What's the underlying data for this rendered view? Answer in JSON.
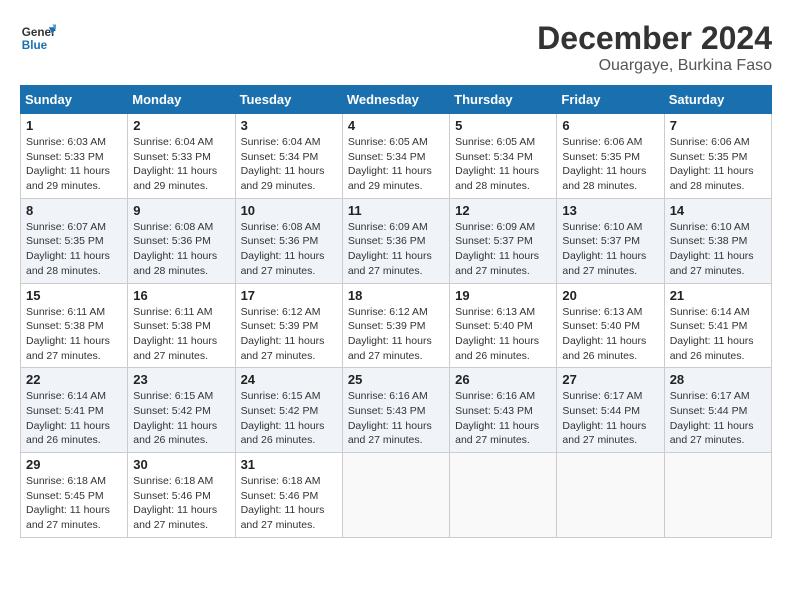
{
  "header": {
    "logo_line1": "General",
    "logo_line2": "Blue",
    "month_year": "December 2024",
    "location": "Ouargaye, Burkina Faso"
  },
  "weekdays": [
    "Sunday",
    "Monday",
    "Tuesday",
    "Wednesday",
    "Thursday",
    "Friday",
    "Saturday"
  ],
  "weeks": [
    [
      {
        "day": "1",
        "info": "Sunrise: 6:03 AM\nSunset: 5:33 PM\nDaylight: 11 hours\nand 29 minutes."
      },
      {
        "day": "2",
        "info": "Sunrise: 6:04 AM\nSunset: 5:33 PM\nDaylight: 11 hours\nand 29 minutes."
      },
      {
        "day": "3",
        "info": "Sunrise: 6:04 AM\nSunset: 5:34 PM\nDaylight: 11 hours\nand 29 minutes."
      },
      {
        "day": "4",
        "info": "Sunrise: 6:05 AM\nSunset: 5:34 PM\nDaylight: 11 hours\nand 29 minutes."
      },
      {
        "day": "5",
        "info": "Sunrise: 6:05 AM\nSunset: 5:34 PM\nDaylight: 11 hours\nand 28 minutes."
      },
      {
        "day": "6",
        "info": "Sunrise: 6:06 AM\nSunset: 5:35 PM\nDaylight: 11 hours\nand 28 minutes."
      },
      {
        "day": "7",
        "info": "Sunrise: 6:06 AM\nSunset: 5:35 PM\nDaylight: 11 hours\nand 28 minutes."
      }
    ],
    [
      {
        "day": "8",
        "info": "Sunrise: 6:07 AM\nSunset: 5:35 PM\nDaylight: 11 hours\nand 28 minutes."
      },
      {
        "day": "9",
        "info": "Sunrise: 6:08 AM\nSunset: 5:36 PM\nDaylight: 11 hours\nand 28 minutes."
      },
      {
        "day": "10",
        "info": "Sunrise: 6:08 AM\nSunset: 5:36 PM\nDaylight: 11 hours\nand 27 minutes."
      },
      {
        "day": "11",
        "info": "Sunrise: 6:09 AM\nSunset: 5:36 PM\nDaylight: 11 hours\nand 27 minutes."
      },
      {
        "day": "12",
        "info": "Sunrise: 6:09 AM\nSunset: 5:37 PM\nDaylight: 11 hours\nand 27 minutes."
      },
      {
        "day": "13",
        "info": "Sunrise: 6:10 AM\nSunset: 5:37 PM\nDaylight: 11 hours\nand 27 minutes."
      },
      {
        "day": "14",
        "info": "Sunrise: 6:10 AM\nSunset: 5:38 PM\nDaylight: 11 hours\nand 27 minutes."
      }
    ],
    [
      {
        "day": "15",
        "info": "Sunrise: 6:11 AM\nSunset: 5:38 PM\nDaylight: 11 hours\nand 27 minutes."
      },
      {
        "day": "16",
        "info": "Sunrise: 6:11 AM\nSunset: 5:38 PM\nDaylight: 11 hours\nand 27 minutes."
      },
      {
        "day": "17",
        "info": "Sunrise: 6:12 AM\nSunset: 5:39 PM\nDaylight: 11 hours\nand 27 minutes."
      },
      {
        "day": "18",
        "info": "Sunrise: 6:12 AM\nSunset: 5:39 PM\nDaylight: 11 hours\nand 27 minutes."
      },
      {
        "day": "19",
        "info": "Sunrise: 6:13 AM\nSunset: 5:40 PM\nDaylight: 11 hours\nand 26 minutes."
      },
      {
        "day": "20",
        "info": "Sunrise: 6:13 AM\nSunset: 5:40 PM\nDaylight: 11 hours\nand 26 minutes."
      },
      {
        "day": "21",
        "info": "Sunrise: 6:14 AM\nSunset: 5:41 PM\nDaylight: 11 hours\nand 26 minutes."
      }
    ],
    [
      {
        "day": "22",
        "info": "Sunrise: 6:14 AM\nSunset: 5:41 PM\nDaylight: 11 hours\nand 26 minutes."
      },
      {
        "day": "23",
        "info": "Sunrise: 6:15 AM\nSunset: 5:42 PM\nDaylight: 11 hours\nand 26 minutes."
      },
      {
        "day": "24",
        "info": "Sunrise: 6:15 AM\nSunset: 5:42 PM\nDaylight: 11 hours\nand 26 minutes."
      },
      {
        "day": "25",
        "info": "Sunrise: 6:16 AM\nSunset: 5:43 PM\nDaylight: 11 hours\nand 27 minutes."
      },
      {
        "day": "26",
        "info": "Sunrise: 6:16 AM\nSunset: 5:43 PM\nDaylight: 11 hours\nand 27 minutes."
      },
      {
        "day": "27",
        "info": "Sunrise: 6:17 AM\nSunset: 5:44 PM\nDaylight: 11 hours\nand 27 minutes."
      },
      {
        "day": "28",
        "info": "Sunrise: 6:17 AM\nSunset: 5:44 PM\nDaylight: 11 hours\nand 27 minutes."
      }
    ],
    [
      {
        "day": "29",
        "info": "Sunrise: 6:18 AM\nSunset: 5:45 PM\nDaylight: 11 hours\nand 27 minutes."
      },
      {
        "day": "30",
        "info": "Sunrise: 6:18 AM\nSunset: 5:46 PM\nDaylight: 11 hours\nand 27 minutes."
      },
      {
        "day": "31",
        "info": "Sunrise: 6:18 AM\nSunset: 5:46 PM\nDaylight: 11 hours\nand 27 minutes."
      },
      {
        "day": "",
        "info": ""
      },
      {
        "day": "",
        "info": ""
      },
      {
        "day": "",
        "info": ""
      },
      {
        "day": "",
        "info": ""
      }
    ]
  ]
}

▬▬▬

§ **Instruction**
Write out each line again precisely as it appears, skipping every picture.

§ **Full solution**
What's the underlying data for this rendered view? Answer in JSON.
{
  "header": {
    "logo_line1": "General",
    "logo_line2": "Blue",
    "month_year": "December 2024",
    "location": "Ouargaye, Burkina Faso"
  },
  "weekdays": [
    "Sunday",
    "Monday",
    "Tuesday",
    "Wednesday",
    "Thursday",
    "Friday",
    "Saturday"
  ],
  "weeks": [
    [
      {
        "day": "1",
        "info": "Sunrise: 6:03 AM\nSunset: 5:33 PM\nDaylight: 11 hours\nand 29 minutes."
      },
      {
        "day": "2",
        "info": "Sunrise: 6:04 AM\nSunset: 5:33 PM\nDaylight: 11 hours\nand 29 minutes."
      },
      {
        "day": "3",
        "info": "Sunrise: 6:04 AM\nSunset: 5:34 PM\nDaylight: 11 hours\nand 29 minutes."
      },
      {
        "day": "4",
        "info": "Sunrise: 6:05 AM\nSunset: 5:34 PM\nDaylight: 11 hours\nand 29 minutes."
      },
      {
        "day": "5",
        "info": "Sunrise: 6:05 AM\nSunset: 5:34 PM\nDaylight: 11 hours\nand 28 minutes."
      },
      {
        "day": "6",
        "info": "Sunrise: 6:06 AM\nSunset: 5:35 PM\nDaylight: 11 hours\nand 28 minutes."
      },
      {
        "day": "7",
        "info": "Sunrise: 6:06 AM\nSunset: 5:35 PM\nDaylight: 11 hours\nand 28 minutes."
      }
    ],
    [
      {
        "day": "8",
        "info": "Sunrise: 6:07 AM\nSunset: 5:35 PM\nDaylight: 11 hours\nand 28 minutes."
      },
      {
        "day": "9",
        "info": "Sunrise: 6:08 AM\nSunset: 5:36 PM\nDaylight: 11 hours\nand 28 minutes."
      },
      {
        "day": "10",
        "info": "Sunrise: 6:08 AM\nSunset: 5:36 PM\nDaylight: 11 hours\nand 27 minutes."
      },
      {
        "day": "11",
        "info": "Sunrise: 6:09 AM\nSunset: 5:36 PM\nDaylight: 11 hours\nand 27 minutes."
      },
      {
        "day": "12",
        "info": "Sunrise: 6:09 AM\nSunset: 5:37 PM\nDaylight: 11 hours\nand 27 minutes."
      },
      {
        "day": "13",
        "info": "Sunrise: 6:10 AM\nSunset: 5:37 PM\nDaylight: 11 hours\nand 27 minutes."
      },
      {
        "day": "14",
        "info": "Sunrise: 6:10 AM\nSunset: 5:38 PM\nDaylight: 11 hours\nand 27 minutes."
      }
    ],
    [
      {
        "day": "15",
        "info": "Sunrise: 6:11 AM\nSunset: 5:38 PM\nDaylight: 11 hours\nand 27 minutes."
      },
      {
        "day": "16",
        "info": "Sunrise: 6:11 AM\nSunset: 5:38 PM\nDaylight: 11 hours\nand 27 minutes."
      },
      {
        "day": "17",
        "info": "Sunrise: 6:12 AM\nSunset: 5:39 PM\nDaylight: 11 hours\nand 27 minutes."
      },
      {
        "day": "18",
        "info": "Sunrise: 6:12 AM\nSunset: 5:39 PM\nDaylight: 11 hours\nand 27 minutes."
      },
      {
        "day": "19",
        "info": "Sunrise: 6:13 AM\nSunset: 5:40 PM\nDaylight: 11 hours\nand 26 minutes."
      },
      {
        "day": "20",
        "info": "Sunrise: 6:13 AM\nSunset: 5:40 PM\nDaylight: 11 hours\nand 26 minutes."
      },
      {
        "day": "21",
        "info": "Sunrise: 6:14 AM\nSunset: 5:41 PM\nDaylight: 11 hours\nand 26 minutes."
      }
    ],
    [
      {
        "day": "22",
        "info": "Sunrise: 6:14 AM\nSunset: 5:41 PM\nDaylight: 11 hours\nand 26 minutes."
      },
      {
        "day": "23",
        "info": "Sunrise: 6:15 AM\nSunset: 5:42 PM\nDaylight: 11 hours\nand 26 minutes."
      },
      {
        "day": "24",
        "info": "Sunrise: 6:15 AM\nSunset: 5:42 PM\nDaylight: 11 hours\nand 26 minutes."
      },
      {
        "day": "25",
        "info": "Sunrise: 6:16 AM\nSunset: 5:43 PM\nDaylight: 11 hours\nand 27 minutes."
      },
      {
        "day": "26",
        "info": "Sunrise: 6:16 AM\nSunset: 5:43 PM\nDaylight: 11 hours\nand 27 minutes."
      },
      {
        "day": "27",
        "info": "Sunrise: 6:17 AM\nSunset: 5:44 PM\nDaylight: 11 hours\nand 27 minutes."
      },
      {
        "day": "28",
        "info": "Sunrise: 6:17 AM\nSunset: 5:44 PM\nDaylight: 11 hours\nand 27 minutes."
      }
    ],
    [
      {
        "day": "29",
        "info": "Sunrise: 6:18 AM\nSunset: 5:45 PM\nDaylight: 11 hours\nand 27 minutes."
      },
      {
        "day": "30",
        "info": "Sunrise: 6:18 AM\nSunset: 5:46 PM\nDaylight: 11 hours\nand 27 minutes."
      },
      {
        "day": "31",
        "info": "Sunrise: 6:18 AM\nSunset: 5:46 PM\nDaylight: 11 hours\nand 27 minutes."
      },
      {
        "day": "",
        "info": ""
      },
      {
        "day": "",
        "info": ""
      },
      {
        "day": "",
        "info": ""
      },
      {
        "day": "",
        "info": ""
      }
    ]
  ]
}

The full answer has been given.